Layout element annotations:
______
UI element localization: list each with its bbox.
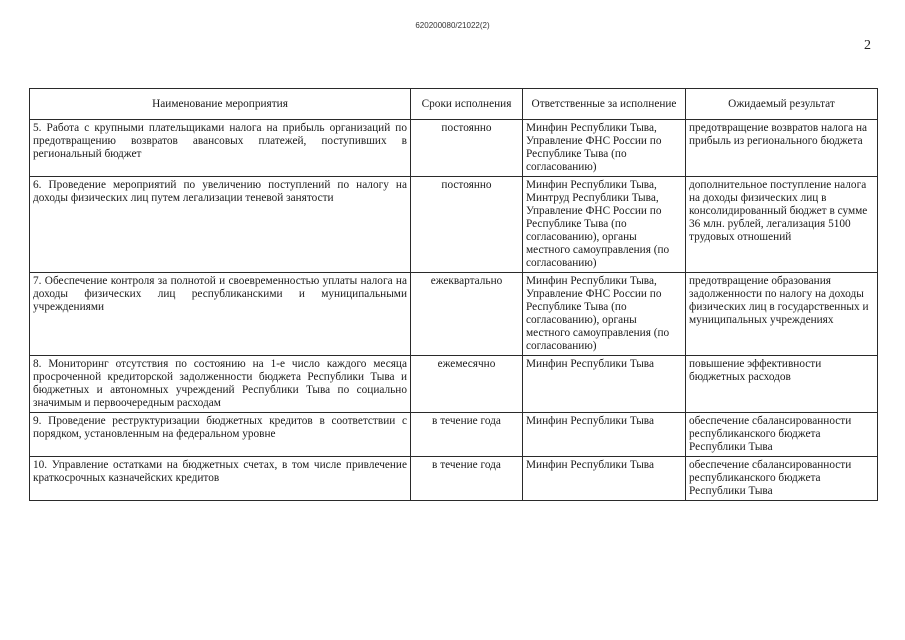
event-cell: 7. Обеспечение контроля за полнотой и своевременностью уплаты налога на доходы физических лиц республиканскими и муниципальными учреждениями [30, 273, 411, 356]
result-cell: дополнительное поступление налога на доходы физических лиц в консолидированный бюджет в сумме 36 млн. рублей, легализация 5100 трудовых отношений [686, 177, 878, 273]
table-row [30, 356, 878, 413]
table-row [30, 120, 878, 177]
result-cell: предотвращение образования задолженности по налогу на доходы физических лиц в государственных и муниципальных учреждениях [686, 273, 878, 356]
table-row [30, 413, 878, 457]
column-header-event: Наименование мероприятия [30, 89, 411, 120]
event-cell: 10. Управление остатками на бюджетных счетах, в том числе привлечение краткосрочных казначейских кредитов [30, 457, 411, 501]
responsible-cell: Минфин Республики Тыва [523, 413, 686, 457]
result-cell: обеспечение сбалансированности республиканского бюджета Республики Тыва [686, 457, 878, 501]
event-cell: 8. Мониторинг отсутствия по состоянию на 1-е число каждого месяца просроченной кредиторской задолженности бюджета Республики Тыва и бюджетных и автономных учреждений Республики Тыва по социально значимым и первоочередным расходам [30, 356, 411, 413]
responsible-cell: Минфин Республики Тыва, Управление ФНС России по Республике Тыва (по согласованию), органы местного самоуправления (по согласованию) [523, 273, 686, 356]
deadline-cell: в течение года [411, 413, 523, 457]
deadline-cell: в течение года [411, 457, 523, 501]
result-cell: предотвращение возвратов налога на прибыль из регионального бюджета [686, 120, 878, 177]
table-header-row [30, 89, 878, 120]
column-header-deadline: Сроки исполнения [411, 89, 523, 120]
document-number: 620200080/21022(2) [415, 21, 490, 30]
page-number: 2 [864, 38, 871, 53]
responsible-cell: Минфин Республики Тыва, Минтруд Республики Тыва, Управление ФНС России по Республике Тыва (по согласованию), органы местного самоуправления (по согласованию) [523, 177, 686, 273]
table-row [30, 177, 878, 273]
event-cell: 9. Проведение реструктуризации бюджетных кредитов в соответствии с порядком, установленным на федеральном уровне [30, 413, 411, 457]
measures-table [29, 88, 878, 501]
table-row [30, 273, 878, 356]
result-cell: повышение эффективности бюджетных расходов [686, 356, 878, 413]
column-header-responsible: Ответственные за исполнение [523, 89, 686, 120]
deadline-cell: ежемесячно [411, 356, 523, 413]
result-cell: обеспечение сбалансированности республиканского бюджета Республики Тыва [686, 413, 878, 457]
event-cell: 5. Работа с крупными плательщиками налога на прибыль организаций по предотвращению возвратов авансовых платежей, поступивших в региональный бюджет [30, 120, 411, 177]
deadline-cell: постоянно [411, 120, 523, 177]
column-header-result: Ожидаемый результат [686, 89, 878, 120]
event-cell: 6. Проведение мероприятий по увеличению поступлений по налогу на доходы физических лиц путем легализации теневой занятости [30, 177, 411, 273]
responsible-cell: Минфин Республики Тыва [523, 457, 686, 501]
responsible-cell: Минфин Республики Тыва, Управление ФНС России по Республике Тыва (по согласованию) [523, 120, 686, 177]
responsible-cell: Минфин Республики Тыва [523, 356, 686, 413]
table-row [30, 457, 878, 501]
deadline-cell: постоянно [411, 177, 523, 273]
deadline-cell: ежеквартально [411, 273, 523, 356]
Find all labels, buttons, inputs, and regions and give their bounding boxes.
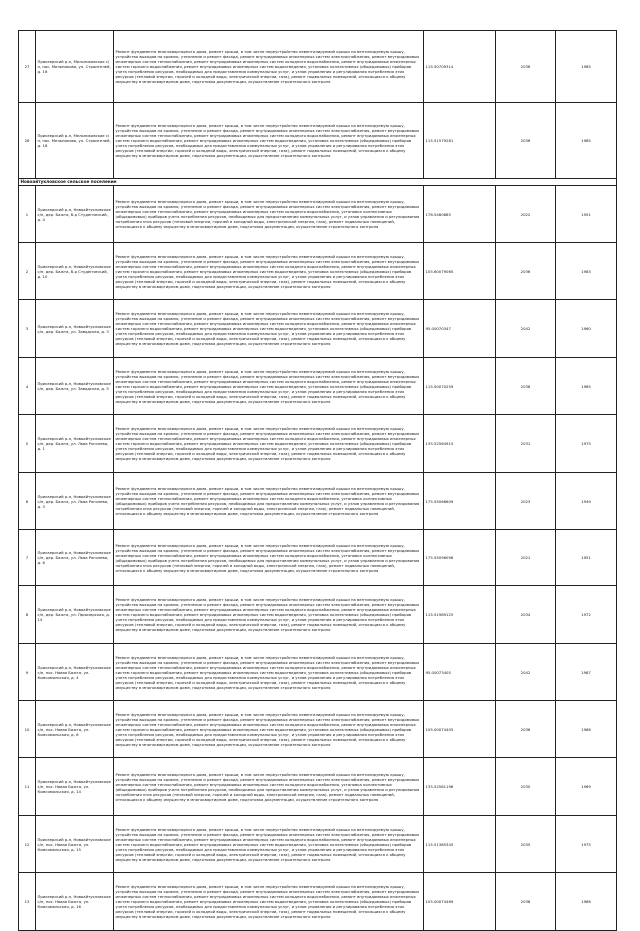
______
--- WORK REQUIRED ---
Replace "deadline-cell" with "term-cell" in all the rows above and change nothing else. Leave the pictures out of your answer.

--- SOLUTION TO THIS TASK ---
UI element localization: list each with its bbox.
event-cell: 7. Обеспечение контроля за полнотой и своевременностью уплаты налога на доходы физических лиц республиканскими и муниципальными учреждениями [30, 273, 411, 356]
result-cell: дополнительное поступление налога на доходы физических лиц в консолидированный бюджет в сумме 36 млн. рублей, легализация 5100 трудовых отношений [686, 177, 878, 273]
table-row [30, 356, 878, 413]
table-row [30, 120, 878, 177]
result-cell: предотвращение образования задолженности по налогу на доходы физических лиц в государственных и муниципальных учреждениях [686, 273, 878, 356]
table-row [30, 413, 878, 457]
column-header-event: Наименование мероприятия [30, 89, 411, 120]
event-cell: 10. Управление остатками на бюджетных счетах, в том числе привлечение краткосрочных казначейских кредитов [30, 457, 411, 501]
responsible-cell: Минфин Республики Тыва [523, 413, 686, 457]
result-cell: обеспечение сбалансированности республиканского бюджета Республики Тыва [686, 457, 878, 501]
event-cell: 8. Мониторинг отсутствия по состоянию на 1-е число каждого месяца просроченной кредиторской задолженности бюджета Республики Тыва и бюджетных и автономных учреждений Республики Тыва по социально значимым и первоочередным расходам [30, 356, 411, 413]
responsible-cell: Минфин Республики Тыва, Управление ФНС России по Республике Тыва (по согласованию), органы местного самоуправления (по согласованию) [523, 273, 686, 356]
term-cell: в течение года [411, 413, 523, 457]
term-cell: в течение года [411, 457, 523, 501]
result-cell: предотвращение возвратов налога на прибыль из регионального бюджета [686, 120, 878, 177]
table-header-row [30, 89, 878, 120]
column-header-deadline: Сроки исполнения [411, 89, 523, 120]
document-number: 620200080/21022(2) [415, 21, 490, 30]
page-number: 2 [864, 38, 871, 53]
responsible-cell: Минфин Республики Тыва, Минтруд Республики Тыва, Управление ФНС России по Республике Тыва (по согласованию), органы местного самоуправления (по согласованию) [523, 177, 686, 273]
table-row [30, 177, 878, 273]
event-cell: 9. Проведение реструктуризации бюджетных кредитов в соответствии с порядком, установленным на федеральном уровне [30, 413, 411, 457]
measures-table [29, 88, 878, 501]
table-row [30, 273, 878, 356]
result-cell: повышение эффективности бюджетных расходов [686, 356, 878, 413]
column-header-responsible: Ответственные за исполнение [523, 89, 686, 120]
term-cell: ежемесячно [411, 356, 523, 413]
result-cell: обеспечение сбалансированности республиканского бюджета Республики Тыва [686, 413, 878, 457]
event-cell: 5. Работа с крупными плательщиками налога на прибыль организаций по предотвращению возвратов авансовых платежей, поступивших в региональный бюджет [30, 120, 411, 177]
term-cell: постоянно [411, 120, 523, 177]
column-header-result: Ожидаемый результат [686, 89, 878, 120]
event-cell: 6. Проведение мероприятий по увеличению поступлений по налогу на доходы физических лиц путем легализации теневой занятости [30, 177, 411, 273]
responsible-cell: Минфин Республики Тыва [523, 457, 686, 501]
responsible-cell: Минфин Республики Тыва, Управление ФНС России по Республике Тыва (по согласованию) [523, 120, 686, 177]
responsible-cell: Минфин Республики Тыва [523, 356, 686, 413]
table-row [30, 457, 878, 501]
term-cell: постоянно [411, 177, 523, 273]
term-cell: ежеквартально [411, 273, 523, 356]
Find all labels, buttons, inputs, and regions and give their bounding boxes.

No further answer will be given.